● **Material provided**:
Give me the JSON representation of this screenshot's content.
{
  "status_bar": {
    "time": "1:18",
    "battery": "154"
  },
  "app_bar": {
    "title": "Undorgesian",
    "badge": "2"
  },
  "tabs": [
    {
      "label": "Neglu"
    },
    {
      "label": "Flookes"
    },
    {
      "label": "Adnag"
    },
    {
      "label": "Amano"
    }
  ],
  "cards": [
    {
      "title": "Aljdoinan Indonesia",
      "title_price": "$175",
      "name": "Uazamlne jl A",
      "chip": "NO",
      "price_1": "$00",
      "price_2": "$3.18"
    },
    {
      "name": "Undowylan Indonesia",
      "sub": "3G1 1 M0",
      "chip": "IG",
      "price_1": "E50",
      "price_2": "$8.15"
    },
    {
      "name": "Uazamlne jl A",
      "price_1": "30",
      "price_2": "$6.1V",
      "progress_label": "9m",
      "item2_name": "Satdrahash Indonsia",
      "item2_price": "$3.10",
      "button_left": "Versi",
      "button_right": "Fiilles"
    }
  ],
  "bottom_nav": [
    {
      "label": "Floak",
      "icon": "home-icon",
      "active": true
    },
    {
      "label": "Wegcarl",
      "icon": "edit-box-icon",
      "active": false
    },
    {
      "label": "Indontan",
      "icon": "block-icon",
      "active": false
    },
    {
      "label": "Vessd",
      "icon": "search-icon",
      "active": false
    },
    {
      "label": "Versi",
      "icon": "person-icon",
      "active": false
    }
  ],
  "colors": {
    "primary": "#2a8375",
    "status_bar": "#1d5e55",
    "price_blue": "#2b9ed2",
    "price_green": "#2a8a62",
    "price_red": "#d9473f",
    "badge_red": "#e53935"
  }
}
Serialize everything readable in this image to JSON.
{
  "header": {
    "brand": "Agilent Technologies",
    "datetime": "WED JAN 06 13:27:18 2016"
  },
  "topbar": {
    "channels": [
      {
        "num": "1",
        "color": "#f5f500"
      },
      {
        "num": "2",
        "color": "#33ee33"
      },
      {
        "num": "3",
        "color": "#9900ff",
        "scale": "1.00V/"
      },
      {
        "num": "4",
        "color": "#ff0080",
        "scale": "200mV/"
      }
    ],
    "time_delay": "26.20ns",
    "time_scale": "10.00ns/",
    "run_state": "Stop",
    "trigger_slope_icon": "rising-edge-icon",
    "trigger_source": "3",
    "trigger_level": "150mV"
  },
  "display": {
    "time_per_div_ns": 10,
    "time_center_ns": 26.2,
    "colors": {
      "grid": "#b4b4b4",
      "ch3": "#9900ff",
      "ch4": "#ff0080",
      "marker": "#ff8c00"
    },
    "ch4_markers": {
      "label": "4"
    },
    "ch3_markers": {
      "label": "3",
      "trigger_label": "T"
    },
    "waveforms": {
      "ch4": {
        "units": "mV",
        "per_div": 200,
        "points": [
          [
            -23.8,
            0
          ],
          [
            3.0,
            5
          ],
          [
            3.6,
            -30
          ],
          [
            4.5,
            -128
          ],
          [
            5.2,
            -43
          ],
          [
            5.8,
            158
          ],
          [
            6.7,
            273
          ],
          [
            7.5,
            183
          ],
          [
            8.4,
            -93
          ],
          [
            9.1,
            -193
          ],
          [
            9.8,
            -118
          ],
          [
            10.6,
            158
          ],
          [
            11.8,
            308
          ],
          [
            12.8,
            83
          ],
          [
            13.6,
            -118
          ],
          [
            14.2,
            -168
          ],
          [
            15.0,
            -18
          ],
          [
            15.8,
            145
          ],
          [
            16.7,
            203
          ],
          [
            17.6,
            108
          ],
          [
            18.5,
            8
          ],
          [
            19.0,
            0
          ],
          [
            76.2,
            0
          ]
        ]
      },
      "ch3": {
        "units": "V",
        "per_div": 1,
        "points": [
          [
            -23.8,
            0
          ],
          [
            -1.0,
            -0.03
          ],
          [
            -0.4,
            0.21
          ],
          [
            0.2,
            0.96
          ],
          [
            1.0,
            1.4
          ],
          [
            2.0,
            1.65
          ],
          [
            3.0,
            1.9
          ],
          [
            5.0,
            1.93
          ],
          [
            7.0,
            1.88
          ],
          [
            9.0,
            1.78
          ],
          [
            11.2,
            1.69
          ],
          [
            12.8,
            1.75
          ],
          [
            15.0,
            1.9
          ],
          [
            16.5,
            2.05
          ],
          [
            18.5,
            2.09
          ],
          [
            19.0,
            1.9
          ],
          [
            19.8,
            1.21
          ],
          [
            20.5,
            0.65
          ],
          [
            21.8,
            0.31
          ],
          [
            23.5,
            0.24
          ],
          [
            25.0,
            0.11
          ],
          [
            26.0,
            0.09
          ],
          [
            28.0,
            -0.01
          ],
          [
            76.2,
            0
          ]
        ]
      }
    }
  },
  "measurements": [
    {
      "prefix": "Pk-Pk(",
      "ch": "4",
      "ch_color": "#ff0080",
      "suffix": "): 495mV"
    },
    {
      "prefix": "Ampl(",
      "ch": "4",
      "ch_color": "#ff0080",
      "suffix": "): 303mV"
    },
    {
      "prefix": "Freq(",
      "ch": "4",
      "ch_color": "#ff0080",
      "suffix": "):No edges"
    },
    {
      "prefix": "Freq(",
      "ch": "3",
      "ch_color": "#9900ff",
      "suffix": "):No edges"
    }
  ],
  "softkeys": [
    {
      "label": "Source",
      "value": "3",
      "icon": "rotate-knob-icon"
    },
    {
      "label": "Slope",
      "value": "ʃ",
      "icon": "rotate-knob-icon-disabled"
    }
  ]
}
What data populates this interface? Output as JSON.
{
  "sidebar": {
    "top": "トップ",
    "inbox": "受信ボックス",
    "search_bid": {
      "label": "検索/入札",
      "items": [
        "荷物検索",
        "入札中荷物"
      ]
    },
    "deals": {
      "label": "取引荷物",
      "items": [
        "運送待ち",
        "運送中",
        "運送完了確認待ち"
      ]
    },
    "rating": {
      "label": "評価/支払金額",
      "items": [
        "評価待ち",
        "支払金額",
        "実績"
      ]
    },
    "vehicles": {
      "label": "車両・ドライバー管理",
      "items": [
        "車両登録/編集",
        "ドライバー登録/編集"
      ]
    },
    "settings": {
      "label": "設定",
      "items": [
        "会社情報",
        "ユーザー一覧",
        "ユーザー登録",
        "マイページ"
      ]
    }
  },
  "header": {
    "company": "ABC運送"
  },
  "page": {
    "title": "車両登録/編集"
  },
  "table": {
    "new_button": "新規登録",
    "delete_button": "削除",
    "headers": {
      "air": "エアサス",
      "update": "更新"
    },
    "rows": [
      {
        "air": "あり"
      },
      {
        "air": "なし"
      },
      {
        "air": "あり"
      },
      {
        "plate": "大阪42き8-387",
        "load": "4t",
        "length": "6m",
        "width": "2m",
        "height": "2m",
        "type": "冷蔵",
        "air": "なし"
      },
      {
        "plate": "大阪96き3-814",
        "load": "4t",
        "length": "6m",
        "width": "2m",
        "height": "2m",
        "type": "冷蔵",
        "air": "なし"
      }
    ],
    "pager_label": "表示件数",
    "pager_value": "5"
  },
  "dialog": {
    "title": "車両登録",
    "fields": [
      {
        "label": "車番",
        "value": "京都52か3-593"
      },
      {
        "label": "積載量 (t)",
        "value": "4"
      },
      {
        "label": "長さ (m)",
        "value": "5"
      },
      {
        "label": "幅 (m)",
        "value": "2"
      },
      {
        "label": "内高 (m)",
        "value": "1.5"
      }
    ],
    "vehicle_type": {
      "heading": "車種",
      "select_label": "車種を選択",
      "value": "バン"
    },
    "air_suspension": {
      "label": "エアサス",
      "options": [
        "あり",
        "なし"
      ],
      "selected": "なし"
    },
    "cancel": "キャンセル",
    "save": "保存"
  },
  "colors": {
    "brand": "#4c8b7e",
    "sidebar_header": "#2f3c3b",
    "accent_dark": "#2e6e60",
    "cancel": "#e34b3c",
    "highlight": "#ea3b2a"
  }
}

● **Task directions**: Scan the material line by line and report each one that contains "icon".

● **Answer to this task**:
      "icon": "home-icon",
      "icon": "edit-box-icon",
      "icon": "block-icon",
      "icon": "search-icon",
      "icon": "person-icon",
    "trigger_slope_icon": "rising-edge-icon",
      "icon": "rotate-knob-icon"
      "icon": "rotate-knob-icon-disabled"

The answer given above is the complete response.